Select from the data all lines with the word "this".

INPUT MATERIAL |
######

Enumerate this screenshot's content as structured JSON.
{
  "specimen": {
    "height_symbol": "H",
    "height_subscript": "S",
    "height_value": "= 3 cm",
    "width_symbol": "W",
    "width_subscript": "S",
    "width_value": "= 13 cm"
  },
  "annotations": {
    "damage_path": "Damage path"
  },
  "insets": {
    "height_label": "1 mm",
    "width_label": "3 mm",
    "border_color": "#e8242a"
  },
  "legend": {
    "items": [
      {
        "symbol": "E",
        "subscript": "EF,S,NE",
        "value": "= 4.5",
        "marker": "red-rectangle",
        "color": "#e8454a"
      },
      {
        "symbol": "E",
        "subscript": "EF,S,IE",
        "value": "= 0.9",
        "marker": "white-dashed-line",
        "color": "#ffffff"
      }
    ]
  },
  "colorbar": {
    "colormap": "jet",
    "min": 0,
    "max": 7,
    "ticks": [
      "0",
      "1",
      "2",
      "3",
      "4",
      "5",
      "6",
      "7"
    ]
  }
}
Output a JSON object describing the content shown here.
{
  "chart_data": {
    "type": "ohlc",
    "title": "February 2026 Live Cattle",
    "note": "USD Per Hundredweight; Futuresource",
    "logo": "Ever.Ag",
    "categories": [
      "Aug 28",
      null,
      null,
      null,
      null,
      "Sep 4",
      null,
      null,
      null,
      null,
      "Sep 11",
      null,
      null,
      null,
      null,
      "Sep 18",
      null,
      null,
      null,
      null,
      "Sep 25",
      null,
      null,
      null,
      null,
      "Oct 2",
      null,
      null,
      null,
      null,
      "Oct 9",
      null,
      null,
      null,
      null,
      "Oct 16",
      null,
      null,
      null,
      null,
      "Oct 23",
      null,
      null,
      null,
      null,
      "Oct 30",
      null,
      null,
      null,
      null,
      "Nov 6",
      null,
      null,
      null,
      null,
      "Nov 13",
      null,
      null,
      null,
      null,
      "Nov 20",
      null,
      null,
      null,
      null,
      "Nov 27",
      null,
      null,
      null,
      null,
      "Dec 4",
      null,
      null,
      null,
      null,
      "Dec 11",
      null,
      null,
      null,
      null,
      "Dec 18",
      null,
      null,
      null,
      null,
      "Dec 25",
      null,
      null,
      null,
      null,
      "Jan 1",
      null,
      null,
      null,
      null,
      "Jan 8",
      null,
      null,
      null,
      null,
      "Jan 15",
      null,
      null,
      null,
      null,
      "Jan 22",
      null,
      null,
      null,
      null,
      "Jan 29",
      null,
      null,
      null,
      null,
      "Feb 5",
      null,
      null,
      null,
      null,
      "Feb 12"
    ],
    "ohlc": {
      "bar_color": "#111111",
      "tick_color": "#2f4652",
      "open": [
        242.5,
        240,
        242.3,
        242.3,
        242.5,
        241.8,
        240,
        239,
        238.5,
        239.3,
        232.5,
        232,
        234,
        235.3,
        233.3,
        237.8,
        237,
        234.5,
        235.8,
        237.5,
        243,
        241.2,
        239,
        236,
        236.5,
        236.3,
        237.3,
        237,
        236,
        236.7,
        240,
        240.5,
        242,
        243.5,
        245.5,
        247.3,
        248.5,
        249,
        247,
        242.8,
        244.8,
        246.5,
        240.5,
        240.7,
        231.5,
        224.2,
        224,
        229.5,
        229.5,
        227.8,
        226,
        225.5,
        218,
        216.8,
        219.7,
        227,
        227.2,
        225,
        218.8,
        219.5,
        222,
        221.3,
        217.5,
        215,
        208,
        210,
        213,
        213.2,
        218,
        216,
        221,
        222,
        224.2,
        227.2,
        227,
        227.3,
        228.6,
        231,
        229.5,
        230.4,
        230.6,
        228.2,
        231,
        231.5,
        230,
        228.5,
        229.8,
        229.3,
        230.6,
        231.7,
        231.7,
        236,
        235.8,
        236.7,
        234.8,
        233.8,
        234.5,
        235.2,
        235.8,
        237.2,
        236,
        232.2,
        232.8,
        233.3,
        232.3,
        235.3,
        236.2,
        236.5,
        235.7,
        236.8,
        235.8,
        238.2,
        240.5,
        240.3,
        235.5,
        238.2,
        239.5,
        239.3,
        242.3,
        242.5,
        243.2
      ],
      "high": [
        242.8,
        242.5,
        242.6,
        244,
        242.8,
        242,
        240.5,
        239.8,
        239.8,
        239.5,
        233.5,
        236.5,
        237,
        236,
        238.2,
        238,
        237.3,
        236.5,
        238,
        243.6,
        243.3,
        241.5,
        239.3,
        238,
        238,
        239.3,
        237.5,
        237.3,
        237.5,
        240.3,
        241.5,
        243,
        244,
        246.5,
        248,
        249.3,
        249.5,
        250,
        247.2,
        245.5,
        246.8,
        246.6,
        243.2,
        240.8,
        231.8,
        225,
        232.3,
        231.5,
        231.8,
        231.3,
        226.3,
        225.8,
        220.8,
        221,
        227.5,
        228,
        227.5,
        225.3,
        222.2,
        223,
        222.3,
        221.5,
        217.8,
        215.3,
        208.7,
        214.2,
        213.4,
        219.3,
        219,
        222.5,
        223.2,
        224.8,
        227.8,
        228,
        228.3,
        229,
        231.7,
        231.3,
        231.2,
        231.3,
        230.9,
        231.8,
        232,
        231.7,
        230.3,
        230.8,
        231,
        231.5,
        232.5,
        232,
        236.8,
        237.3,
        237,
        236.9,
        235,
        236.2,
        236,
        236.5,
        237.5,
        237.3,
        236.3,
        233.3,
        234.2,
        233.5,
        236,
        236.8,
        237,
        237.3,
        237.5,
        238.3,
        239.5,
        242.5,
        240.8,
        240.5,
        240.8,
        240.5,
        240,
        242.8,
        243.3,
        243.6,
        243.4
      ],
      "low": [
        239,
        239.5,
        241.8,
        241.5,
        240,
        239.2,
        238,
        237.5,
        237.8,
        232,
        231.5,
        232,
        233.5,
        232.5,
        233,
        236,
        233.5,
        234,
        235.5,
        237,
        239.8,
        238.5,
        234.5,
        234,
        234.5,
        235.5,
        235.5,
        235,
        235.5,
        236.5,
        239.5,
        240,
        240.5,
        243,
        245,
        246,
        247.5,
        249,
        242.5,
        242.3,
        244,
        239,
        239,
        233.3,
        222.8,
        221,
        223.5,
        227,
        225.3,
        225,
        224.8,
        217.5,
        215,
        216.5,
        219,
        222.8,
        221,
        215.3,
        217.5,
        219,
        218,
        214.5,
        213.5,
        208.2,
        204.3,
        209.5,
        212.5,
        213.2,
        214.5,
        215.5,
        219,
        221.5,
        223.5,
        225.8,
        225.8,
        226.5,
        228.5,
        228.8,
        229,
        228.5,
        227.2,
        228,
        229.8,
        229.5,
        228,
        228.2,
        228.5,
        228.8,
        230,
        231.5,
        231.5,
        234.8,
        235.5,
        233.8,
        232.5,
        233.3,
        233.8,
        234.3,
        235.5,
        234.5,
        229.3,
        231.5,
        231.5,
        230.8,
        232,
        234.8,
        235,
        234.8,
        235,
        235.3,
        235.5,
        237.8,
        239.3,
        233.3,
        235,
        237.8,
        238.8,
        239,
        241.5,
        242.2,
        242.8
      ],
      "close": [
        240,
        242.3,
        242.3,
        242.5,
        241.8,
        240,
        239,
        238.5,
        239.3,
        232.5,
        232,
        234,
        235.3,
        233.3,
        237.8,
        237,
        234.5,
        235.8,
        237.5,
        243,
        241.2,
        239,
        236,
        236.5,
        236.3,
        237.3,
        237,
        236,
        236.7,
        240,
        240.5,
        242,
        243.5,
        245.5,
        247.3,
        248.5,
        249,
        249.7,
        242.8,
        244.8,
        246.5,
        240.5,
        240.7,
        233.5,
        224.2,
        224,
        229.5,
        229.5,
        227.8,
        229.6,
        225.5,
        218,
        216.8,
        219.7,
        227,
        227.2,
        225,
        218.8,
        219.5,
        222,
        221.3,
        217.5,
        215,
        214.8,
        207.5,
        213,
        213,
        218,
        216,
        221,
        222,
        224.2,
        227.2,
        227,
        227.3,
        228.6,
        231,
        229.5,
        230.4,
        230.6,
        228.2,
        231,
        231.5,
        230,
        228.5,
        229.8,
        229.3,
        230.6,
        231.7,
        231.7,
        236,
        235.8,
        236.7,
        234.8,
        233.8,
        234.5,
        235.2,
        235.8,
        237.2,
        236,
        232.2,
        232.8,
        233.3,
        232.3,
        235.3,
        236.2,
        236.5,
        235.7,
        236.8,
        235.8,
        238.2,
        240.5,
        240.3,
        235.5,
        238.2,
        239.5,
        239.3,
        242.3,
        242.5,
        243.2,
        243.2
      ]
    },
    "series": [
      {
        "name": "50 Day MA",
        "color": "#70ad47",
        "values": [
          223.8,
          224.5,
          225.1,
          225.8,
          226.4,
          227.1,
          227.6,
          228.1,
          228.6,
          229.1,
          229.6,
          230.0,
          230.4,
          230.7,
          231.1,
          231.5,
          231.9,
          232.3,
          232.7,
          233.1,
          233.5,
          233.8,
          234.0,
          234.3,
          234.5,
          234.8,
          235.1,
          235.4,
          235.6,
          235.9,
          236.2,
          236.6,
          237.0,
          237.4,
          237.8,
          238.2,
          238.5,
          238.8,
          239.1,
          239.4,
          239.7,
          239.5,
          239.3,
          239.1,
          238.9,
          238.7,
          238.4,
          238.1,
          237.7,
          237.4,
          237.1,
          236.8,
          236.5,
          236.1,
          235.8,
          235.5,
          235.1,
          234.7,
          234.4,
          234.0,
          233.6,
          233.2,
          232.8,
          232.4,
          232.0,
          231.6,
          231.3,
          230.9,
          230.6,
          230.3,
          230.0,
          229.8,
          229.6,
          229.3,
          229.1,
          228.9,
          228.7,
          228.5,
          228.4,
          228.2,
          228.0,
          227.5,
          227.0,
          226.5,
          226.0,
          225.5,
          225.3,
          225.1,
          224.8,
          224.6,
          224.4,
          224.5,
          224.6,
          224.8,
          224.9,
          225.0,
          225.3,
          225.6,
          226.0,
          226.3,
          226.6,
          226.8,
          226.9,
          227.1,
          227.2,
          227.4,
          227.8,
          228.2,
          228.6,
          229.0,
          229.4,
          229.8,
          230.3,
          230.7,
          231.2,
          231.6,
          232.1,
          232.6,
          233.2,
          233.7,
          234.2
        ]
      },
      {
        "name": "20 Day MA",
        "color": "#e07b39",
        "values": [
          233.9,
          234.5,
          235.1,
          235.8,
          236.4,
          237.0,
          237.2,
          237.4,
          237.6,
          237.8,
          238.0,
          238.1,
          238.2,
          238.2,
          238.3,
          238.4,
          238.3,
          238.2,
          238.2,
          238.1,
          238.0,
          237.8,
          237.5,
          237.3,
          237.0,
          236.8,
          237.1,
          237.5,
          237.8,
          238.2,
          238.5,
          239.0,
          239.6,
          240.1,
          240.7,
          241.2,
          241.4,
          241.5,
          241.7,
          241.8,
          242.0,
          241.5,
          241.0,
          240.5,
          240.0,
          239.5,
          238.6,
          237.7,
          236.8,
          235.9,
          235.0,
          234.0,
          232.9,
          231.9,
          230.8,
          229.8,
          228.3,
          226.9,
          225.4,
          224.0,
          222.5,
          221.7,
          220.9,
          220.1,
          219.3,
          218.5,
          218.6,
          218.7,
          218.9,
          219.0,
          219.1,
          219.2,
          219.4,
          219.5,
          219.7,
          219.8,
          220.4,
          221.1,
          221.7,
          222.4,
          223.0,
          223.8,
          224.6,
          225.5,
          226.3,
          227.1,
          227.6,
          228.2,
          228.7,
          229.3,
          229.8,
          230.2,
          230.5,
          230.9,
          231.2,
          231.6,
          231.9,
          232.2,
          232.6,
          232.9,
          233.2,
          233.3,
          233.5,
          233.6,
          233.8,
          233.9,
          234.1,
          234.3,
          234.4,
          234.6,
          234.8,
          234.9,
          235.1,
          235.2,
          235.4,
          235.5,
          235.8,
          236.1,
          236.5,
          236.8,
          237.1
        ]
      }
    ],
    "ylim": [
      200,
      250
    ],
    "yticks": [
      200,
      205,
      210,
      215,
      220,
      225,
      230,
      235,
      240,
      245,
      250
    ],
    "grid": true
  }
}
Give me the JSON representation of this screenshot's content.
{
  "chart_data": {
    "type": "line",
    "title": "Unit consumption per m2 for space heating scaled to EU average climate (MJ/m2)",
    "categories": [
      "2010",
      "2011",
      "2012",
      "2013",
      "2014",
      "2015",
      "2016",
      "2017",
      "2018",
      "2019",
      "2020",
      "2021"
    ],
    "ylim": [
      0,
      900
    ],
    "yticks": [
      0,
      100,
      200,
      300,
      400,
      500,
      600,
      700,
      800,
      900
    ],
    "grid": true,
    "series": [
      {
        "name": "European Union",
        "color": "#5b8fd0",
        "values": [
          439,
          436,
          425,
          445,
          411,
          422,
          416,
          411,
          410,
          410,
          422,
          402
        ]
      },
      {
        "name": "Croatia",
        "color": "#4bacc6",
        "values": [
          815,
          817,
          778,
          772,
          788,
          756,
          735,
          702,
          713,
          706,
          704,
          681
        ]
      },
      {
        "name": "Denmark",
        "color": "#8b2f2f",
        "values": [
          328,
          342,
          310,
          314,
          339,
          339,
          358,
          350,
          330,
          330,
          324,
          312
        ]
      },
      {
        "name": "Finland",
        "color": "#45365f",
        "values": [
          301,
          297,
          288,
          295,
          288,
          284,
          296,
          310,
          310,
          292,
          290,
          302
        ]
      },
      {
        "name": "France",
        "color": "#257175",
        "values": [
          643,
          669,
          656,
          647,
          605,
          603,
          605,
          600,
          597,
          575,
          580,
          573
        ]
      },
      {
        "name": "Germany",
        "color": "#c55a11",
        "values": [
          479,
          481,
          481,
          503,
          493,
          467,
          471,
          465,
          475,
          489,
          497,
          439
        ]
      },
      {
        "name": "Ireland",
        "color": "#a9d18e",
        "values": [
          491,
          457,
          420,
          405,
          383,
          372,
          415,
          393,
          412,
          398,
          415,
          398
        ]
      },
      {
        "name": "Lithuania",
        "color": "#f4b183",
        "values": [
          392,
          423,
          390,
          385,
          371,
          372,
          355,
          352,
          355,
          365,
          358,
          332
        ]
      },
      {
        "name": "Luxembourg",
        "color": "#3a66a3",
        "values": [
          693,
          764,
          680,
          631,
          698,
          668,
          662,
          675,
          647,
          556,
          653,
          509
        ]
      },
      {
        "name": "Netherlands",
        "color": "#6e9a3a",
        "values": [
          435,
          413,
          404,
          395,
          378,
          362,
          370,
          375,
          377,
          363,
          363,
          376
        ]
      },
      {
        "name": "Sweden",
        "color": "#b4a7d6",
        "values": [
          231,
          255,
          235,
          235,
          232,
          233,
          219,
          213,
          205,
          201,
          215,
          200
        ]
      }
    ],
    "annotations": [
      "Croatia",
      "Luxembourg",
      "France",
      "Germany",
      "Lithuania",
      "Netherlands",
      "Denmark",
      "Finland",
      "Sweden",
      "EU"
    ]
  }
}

######

SOLUTION TO THE PROBLEM |
Enumerate this screenshot's content as structured JSON.
Give me the JSON representation of this screenshot's content.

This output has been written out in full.